» Trabajo por hacer
**A.** En el texto sobre las especies intermedias desaparecidas, ¿qué libro de Jerry Coyne se menciona?
**B.** Transcribe del texto sobre las especies intermedias desaparecidas el fragmento que va de "Una de las características" a "la propuesta neo-darwinista.".

» Texto proporcionado
══════════
Las especies intermedias desaparecidas

Por Felipe Aizpún

Una de las características más ampliamente denunciadas del mantra neo-darwinista es la perversión del discurso lógico, asumiendo como hechos no controvertidos lo que son meras hipótesis y queriendo imponer un estatus de certeza para propuestas no suficientemente verificadas. Como consecuencia, se permiten establecer conclusiones a partir de datos nunca confirmados y se permiten presentarlos como argumentos científicos de manera claramente fraudulenta. Esta perversión del razonamiento y de la argumentación es general entre los autores que defienden la teoría sintética de la evolución y destaca sobre todo en los libros que, como el recientemente publicado por Jerry Coyne “Why evolution is true” (Viking 2009), pretenden convertirse en un compendio de todos los argumentos que respaldan al nivel actual del conocimiento científico, la propuesta neo-darwinista.

Un ejemplo característico proviene de la exigencia del modelo gradualista preconizado por Darwin de la necesaria existencia de infinidad de especies intermedias que justifiquen la aparición de una variedad fascinante de formas vivas que supuestamente se han ido consolidando en el tiempo por acumulación de variaciones fortuitas casi imperceptibles. El problema es que dichas especies intermedias (los eslabones perdidos) no están en la Naturaleza, por supuesto, pero no aparecen tampoco en el registro fósil. Naturalmente, el hecho de que no aparezcan en el registro fósil no se debe de tomar como una refutación de la teoría (¡faltaría más!) y la afirmación de su anterior existencia se sigue pregonando como un hecho no controvertido.
══════════
» Extracto de datos
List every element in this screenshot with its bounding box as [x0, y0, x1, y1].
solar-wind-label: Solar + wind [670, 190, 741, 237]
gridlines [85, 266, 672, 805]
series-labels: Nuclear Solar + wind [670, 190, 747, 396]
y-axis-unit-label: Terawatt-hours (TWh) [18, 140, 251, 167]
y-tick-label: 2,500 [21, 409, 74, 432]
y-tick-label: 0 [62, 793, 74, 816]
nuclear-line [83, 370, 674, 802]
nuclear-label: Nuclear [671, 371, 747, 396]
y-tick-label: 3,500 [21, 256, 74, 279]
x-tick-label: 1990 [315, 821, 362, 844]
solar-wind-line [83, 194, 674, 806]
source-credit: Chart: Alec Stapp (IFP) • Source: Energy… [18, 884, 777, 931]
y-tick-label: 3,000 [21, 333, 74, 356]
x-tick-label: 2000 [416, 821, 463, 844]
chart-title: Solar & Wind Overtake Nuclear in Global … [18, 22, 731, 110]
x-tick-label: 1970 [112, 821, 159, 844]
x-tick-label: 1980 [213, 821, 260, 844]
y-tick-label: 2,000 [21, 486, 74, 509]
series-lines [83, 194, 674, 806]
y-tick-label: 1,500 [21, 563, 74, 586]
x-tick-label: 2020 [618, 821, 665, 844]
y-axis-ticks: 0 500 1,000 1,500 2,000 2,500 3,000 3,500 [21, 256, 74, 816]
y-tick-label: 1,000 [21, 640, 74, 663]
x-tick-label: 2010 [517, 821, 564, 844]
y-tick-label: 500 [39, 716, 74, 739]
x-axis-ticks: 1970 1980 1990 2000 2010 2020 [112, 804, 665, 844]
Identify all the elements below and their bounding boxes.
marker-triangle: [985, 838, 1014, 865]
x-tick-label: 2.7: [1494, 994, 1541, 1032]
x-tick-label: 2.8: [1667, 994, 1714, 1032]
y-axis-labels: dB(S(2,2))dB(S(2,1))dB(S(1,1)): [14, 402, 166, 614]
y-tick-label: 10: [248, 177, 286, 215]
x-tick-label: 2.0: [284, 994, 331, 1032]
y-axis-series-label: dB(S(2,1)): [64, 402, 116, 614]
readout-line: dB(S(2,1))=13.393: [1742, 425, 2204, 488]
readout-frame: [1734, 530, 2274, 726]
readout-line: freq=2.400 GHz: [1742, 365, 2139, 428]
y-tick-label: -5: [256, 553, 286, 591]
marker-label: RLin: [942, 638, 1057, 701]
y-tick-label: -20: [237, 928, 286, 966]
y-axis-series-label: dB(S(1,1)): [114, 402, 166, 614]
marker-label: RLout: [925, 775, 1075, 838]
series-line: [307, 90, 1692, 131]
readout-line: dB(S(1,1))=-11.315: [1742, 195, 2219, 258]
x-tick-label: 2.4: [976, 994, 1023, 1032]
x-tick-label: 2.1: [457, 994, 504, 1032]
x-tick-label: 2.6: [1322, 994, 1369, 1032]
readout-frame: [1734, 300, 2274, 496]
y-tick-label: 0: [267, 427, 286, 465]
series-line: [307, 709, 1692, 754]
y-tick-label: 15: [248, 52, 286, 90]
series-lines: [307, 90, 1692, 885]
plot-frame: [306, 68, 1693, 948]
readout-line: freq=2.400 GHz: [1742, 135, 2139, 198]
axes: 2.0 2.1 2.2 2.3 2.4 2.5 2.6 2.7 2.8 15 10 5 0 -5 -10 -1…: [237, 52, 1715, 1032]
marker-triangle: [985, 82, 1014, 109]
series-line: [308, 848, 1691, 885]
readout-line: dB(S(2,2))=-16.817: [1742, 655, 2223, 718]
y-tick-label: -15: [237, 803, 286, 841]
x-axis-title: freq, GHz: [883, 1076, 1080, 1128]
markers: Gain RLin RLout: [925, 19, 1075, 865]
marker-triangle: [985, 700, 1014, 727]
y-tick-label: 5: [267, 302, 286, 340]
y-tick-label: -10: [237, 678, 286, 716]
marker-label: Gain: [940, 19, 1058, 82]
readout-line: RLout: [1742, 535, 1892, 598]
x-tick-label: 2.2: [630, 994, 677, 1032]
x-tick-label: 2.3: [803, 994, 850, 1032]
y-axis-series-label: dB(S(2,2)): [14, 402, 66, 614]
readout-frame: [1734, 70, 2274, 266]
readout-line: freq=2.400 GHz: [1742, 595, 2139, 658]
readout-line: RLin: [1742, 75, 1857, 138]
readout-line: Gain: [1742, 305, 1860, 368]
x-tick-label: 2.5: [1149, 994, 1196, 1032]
══════════
» Respuestas escritas
**A.** «Why evolution is true» (Viking 2009).

**B.**
Una de las características más ampliamente denunciadas del mantra neo-darwinista es la perversión del discurso lógico, asumiendo como hechos no controvertidos lo que son meras hipótesis y queriendo imponer un estatus de certeza para propuestas no suficientemente verificadas. Como consecuencia, se permiten establecer conclusiones a partir de datos nunca confirmados y se permiten presentarlos como argumentos científicos de manera claramente fraudulenta. Esta perversión del razonamiento y de la argumentación es general entre los autores que defienden la teoría sintética de la evolución y destaca sobre todo en los libros que, como el recientemente publicado por Jerry Coyne “Why evolution is true” (Viking 2009), pretenden convertirse en un compendio de todos los argumentos que respaldan al nivel actual del conocimiento científico, la propuesta neo-darwinista.